▶ **TASK DATA**

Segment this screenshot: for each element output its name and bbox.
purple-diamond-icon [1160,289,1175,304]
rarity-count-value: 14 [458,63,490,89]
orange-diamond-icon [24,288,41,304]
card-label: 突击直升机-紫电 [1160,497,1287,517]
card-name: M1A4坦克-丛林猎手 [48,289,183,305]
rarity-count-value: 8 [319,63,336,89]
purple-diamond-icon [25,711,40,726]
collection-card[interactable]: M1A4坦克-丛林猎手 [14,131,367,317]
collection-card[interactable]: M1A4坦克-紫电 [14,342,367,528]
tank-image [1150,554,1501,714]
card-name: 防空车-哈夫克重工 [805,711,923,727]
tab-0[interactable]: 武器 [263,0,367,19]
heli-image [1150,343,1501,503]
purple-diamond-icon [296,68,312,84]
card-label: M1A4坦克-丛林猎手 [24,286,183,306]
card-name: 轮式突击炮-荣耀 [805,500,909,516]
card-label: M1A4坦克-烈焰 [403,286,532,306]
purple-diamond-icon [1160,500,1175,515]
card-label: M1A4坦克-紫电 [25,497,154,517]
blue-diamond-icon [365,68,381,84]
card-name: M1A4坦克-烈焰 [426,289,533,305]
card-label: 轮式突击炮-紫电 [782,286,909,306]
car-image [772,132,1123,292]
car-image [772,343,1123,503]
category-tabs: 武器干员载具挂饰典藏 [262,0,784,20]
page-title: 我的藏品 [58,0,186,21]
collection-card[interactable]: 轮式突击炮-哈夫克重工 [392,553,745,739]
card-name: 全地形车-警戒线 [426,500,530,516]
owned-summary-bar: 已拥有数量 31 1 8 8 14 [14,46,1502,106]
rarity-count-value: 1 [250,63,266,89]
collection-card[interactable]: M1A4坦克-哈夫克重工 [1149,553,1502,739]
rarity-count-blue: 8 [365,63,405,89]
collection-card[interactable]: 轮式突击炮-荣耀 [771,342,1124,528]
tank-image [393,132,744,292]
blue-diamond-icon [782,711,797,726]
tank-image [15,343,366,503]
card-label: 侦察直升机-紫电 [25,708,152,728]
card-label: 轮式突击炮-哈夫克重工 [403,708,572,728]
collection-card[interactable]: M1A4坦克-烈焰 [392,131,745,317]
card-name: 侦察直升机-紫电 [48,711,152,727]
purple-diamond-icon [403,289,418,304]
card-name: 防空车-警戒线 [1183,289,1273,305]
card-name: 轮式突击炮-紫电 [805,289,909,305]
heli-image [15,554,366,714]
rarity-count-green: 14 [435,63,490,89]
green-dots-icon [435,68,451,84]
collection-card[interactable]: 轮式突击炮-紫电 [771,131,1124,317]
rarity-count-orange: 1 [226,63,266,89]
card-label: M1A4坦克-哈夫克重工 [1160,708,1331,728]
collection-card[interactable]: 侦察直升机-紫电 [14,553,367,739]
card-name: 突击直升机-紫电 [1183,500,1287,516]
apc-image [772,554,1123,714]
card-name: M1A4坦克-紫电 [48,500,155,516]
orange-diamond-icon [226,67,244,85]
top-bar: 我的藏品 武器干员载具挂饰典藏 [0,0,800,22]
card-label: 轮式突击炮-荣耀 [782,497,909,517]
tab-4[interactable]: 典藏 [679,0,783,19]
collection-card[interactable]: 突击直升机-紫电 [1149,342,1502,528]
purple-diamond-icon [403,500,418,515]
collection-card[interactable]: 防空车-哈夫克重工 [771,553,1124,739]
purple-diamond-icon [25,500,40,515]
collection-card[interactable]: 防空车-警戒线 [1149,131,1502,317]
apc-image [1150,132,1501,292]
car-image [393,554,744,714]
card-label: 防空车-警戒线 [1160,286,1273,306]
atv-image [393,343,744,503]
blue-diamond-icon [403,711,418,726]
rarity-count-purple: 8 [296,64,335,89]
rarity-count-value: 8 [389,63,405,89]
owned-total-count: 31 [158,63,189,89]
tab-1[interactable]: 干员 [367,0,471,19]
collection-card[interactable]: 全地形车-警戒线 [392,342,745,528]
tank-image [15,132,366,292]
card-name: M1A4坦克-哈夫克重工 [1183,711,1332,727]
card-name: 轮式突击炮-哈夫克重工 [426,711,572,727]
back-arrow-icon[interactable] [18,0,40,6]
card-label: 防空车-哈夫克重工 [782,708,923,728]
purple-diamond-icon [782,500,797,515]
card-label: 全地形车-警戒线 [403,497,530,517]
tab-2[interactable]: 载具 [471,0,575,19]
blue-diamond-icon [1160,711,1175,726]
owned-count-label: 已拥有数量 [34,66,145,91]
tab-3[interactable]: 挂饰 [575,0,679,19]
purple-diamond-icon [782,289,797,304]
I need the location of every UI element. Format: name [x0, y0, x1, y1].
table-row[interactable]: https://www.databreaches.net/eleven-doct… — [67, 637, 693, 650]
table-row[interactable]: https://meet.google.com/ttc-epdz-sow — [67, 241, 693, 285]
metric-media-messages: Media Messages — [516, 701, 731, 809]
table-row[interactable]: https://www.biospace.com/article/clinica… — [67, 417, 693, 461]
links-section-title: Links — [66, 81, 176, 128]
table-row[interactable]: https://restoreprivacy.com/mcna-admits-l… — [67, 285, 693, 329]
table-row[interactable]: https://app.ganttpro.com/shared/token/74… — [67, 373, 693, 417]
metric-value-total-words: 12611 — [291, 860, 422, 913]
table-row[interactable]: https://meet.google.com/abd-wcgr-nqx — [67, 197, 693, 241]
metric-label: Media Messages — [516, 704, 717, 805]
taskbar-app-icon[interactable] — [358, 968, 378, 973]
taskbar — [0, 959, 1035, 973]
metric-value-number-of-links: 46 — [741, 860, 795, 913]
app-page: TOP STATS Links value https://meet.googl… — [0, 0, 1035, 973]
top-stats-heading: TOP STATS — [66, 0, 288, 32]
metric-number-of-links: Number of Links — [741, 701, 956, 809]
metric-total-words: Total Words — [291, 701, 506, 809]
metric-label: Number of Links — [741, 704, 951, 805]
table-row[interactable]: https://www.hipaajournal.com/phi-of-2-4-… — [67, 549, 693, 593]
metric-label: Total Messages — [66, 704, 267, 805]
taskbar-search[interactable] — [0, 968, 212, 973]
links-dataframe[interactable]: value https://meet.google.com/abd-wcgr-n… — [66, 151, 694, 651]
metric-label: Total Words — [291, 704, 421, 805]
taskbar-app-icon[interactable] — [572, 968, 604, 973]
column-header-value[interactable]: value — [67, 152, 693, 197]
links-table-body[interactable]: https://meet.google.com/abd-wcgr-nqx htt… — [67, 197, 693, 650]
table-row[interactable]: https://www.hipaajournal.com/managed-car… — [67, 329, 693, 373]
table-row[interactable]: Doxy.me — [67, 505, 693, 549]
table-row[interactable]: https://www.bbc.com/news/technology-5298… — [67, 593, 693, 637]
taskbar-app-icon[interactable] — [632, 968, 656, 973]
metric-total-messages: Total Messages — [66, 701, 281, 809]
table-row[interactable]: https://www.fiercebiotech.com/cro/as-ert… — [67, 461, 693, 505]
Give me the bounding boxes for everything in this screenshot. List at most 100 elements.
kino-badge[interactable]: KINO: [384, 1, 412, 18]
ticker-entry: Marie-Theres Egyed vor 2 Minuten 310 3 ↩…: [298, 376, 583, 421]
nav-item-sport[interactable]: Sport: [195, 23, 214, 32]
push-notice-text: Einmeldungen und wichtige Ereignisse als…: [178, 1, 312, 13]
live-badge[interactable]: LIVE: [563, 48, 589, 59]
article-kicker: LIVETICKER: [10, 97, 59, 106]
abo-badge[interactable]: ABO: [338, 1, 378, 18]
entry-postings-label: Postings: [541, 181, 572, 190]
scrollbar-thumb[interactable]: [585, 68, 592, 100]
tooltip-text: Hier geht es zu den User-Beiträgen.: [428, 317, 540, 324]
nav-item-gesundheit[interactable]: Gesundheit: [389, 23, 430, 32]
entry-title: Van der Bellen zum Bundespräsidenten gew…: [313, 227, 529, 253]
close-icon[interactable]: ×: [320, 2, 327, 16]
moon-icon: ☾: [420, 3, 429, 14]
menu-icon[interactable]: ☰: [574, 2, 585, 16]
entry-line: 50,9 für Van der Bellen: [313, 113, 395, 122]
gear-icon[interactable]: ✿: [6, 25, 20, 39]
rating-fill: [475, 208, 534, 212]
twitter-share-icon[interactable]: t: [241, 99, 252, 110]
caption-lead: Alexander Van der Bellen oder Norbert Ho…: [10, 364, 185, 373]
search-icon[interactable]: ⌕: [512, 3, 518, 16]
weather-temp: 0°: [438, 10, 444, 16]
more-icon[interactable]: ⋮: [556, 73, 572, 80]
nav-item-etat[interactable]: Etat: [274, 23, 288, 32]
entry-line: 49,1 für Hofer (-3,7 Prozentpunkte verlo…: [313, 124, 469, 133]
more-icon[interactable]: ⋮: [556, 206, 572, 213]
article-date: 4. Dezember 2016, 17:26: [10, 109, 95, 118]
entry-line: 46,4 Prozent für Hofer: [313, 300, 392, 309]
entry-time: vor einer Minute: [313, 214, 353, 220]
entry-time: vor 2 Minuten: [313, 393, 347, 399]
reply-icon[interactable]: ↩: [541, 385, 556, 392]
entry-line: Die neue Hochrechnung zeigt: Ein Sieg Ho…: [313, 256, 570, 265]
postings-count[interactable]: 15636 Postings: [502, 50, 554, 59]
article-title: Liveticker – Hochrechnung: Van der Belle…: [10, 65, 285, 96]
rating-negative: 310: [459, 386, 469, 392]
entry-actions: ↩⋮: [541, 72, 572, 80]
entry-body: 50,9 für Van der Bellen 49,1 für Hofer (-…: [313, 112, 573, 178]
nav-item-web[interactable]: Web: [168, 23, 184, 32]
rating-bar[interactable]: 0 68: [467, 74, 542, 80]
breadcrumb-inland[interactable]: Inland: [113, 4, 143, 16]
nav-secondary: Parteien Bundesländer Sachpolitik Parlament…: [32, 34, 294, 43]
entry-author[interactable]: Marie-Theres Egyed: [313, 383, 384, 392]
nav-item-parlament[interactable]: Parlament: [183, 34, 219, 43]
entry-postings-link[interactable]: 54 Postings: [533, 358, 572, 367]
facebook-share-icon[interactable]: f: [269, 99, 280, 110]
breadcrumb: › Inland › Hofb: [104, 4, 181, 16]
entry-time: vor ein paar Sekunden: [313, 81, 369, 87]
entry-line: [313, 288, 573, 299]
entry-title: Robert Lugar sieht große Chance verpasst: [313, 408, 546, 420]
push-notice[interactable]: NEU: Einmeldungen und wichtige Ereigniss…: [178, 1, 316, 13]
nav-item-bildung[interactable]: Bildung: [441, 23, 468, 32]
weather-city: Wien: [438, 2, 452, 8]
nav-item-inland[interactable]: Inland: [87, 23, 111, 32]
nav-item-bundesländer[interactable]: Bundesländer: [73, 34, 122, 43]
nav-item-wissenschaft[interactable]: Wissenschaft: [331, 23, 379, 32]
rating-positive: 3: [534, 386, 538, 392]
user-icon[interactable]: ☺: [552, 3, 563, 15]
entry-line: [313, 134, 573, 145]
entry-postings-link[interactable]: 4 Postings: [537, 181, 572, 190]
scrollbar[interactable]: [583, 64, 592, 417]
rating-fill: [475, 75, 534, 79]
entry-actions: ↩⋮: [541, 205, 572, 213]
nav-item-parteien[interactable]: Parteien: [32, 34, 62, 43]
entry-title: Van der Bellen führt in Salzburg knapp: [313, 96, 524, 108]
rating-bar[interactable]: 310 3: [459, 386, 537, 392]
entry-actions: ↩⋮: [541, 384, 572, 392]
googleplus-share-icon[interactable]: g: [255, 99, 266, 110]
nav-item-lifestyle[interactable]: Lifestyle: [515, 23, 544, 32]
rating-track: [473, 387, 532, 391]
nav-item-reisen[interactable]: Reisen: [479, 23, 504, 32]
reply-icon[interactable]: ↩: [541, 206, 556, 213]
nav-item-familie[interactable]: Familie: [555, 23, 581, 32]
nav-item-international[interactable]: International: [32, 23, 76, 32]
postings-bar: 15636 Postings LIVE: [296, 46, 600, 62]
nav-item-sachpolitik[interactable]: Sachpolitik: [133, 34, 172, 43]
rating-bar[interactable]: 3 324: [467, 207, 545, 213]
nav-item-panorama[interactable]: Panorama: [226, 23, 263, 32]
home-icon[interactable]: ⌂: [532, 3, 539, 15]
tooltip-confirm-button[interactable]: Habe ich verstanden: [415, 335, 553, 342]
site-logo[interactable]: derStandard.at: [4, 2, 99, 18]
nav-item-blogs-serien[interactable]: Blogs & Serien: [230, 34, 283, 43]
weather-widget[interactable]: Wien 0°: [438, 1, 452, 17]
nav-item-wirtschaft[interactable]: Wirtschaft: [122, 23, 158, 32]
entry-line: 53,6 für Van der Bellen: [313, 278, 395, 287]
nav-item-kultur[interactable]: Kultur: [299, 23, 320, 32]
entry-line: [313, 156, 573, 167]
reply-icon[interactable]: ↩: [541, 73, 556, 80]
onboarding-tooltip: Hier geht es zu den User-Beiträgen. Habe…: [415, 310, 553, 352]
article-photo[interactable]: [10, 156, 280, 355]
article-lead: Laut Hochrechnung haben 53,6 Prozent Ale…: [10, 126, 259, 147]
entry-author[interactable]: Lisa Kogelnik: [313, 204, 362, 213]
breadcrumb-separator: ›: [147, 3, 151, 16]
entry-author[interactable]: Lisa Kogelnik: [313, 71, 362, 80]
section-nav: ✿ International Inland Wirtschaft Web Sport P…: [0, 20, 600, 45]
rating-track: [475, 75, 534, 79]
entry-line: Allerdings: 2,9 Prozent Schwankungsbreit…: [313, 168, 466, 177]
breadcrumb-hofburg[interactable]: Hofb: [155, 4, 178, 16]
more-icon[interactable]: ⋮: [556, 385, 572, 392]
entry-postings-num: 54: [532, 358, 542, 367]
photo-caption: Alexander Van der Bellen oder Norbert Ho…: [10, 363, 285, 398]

▶ **SHORT EXERCISE**
Write out the listing above, unchanged, from its first line through the line holding "green-dots-icon [435,68,451,84]", inclusive.

▶ **WRITTEN ANSWER**
Segment this screenshot: for each element output its name and bbox.
purple-diamond-icon [1160,289,1175,304]
rarity-count-value: 14 [458,63,490,89]
orange-diamond-icon [24,288,41,304]
card-label: 突击直升机-紫电 [1160,497,1287,517]
card-name: M1A4坦克-丛林猎手 [48,289,183,305]
rarity-count-value: 8 [319,63,336,89]
purple-diamond-icon [25,711,40,726]
collection-card[interactable]: M1A4坦克-丛林猎手 [14,131,367,317]
collection-card[interactable]: M1A4坦克-紫电 [14,342,367,528]
tank-image [1150,554,1501,714]
card-name: 防空车-哈夫克重工 [805,711,923,727]
tab-0[interactable]: 武器 [263,0,367,19]
heli-image [1150,343,1501,503]
purple-diamond-icon [296,68,312,84]
card-label: M1A4坦克-丛林猎手 [24,286,183,306]
card-name: 轮式突击炮-荣耀 [805,500,909,516]
card-label: M1A4坦克-烈焰 [403,286,532,306]
purple-diamond-icon [1160,500,1175,515]
card-label: M1A4坦克-紫电 [25,497,154,517]
blue-diamond-icon [365,68,381,84]
card-name: M1A4坦克-烈焰 [426,289,533,305]
card-label: 轮式突击炮-紫电 [782,286,909,306]
car-image [772,132,1123,292]
car-image [772,343,1123,503]
category-tabs: 武器干员载具挂饰典藏 [262,0,784,20]
page-title: 我的藏品 [58,0,186,21]
collection-card[interactable]: 轮式突击炮-哈夫克重工 [392,553,745,739]
card-name: 全地形车-警戒线 [426,500,530,516]
owned-summary-bar: 已拥有数量 31 1 8 8 14 [14,46,1502,106]
rarity-count-value: 1 [250,63,266,89]
collection-card[interactable]: M1A4坦克-哈夫克重工 [1149,553,1502,739]
rarity-count-blue: 8 [365,63,405,89]
collection-card[interactable]: 轮式突击炮-荣耀 [771,342,1124,528]
tank-image [393,132,744,292]
blue-diamond-icon [782,711,797,726]
tank-image [15,343,366,503]
card-label: 侦察直升机-紫电 [25,708,152,728]
card-label: 轮式突击炮-哈夫克重工 [403,708,572,728]
collection-card[interactable]: M1A4坦克-烈焰 [392,131,745,317]
card-name: 侦察直升机-紫电 [48,711,152,727]
purple-diamond-icon [403,289,418,304]
card-name: 防空车-警戒线 [1183,289,1273,305]
card-name: 轮式突击炮-紫电 [805,289,909,305]
heli-image [15,554,366,714]
rarity-count-green: 14 [435,63,490,89]
green-dots-icon [435,68,451,84]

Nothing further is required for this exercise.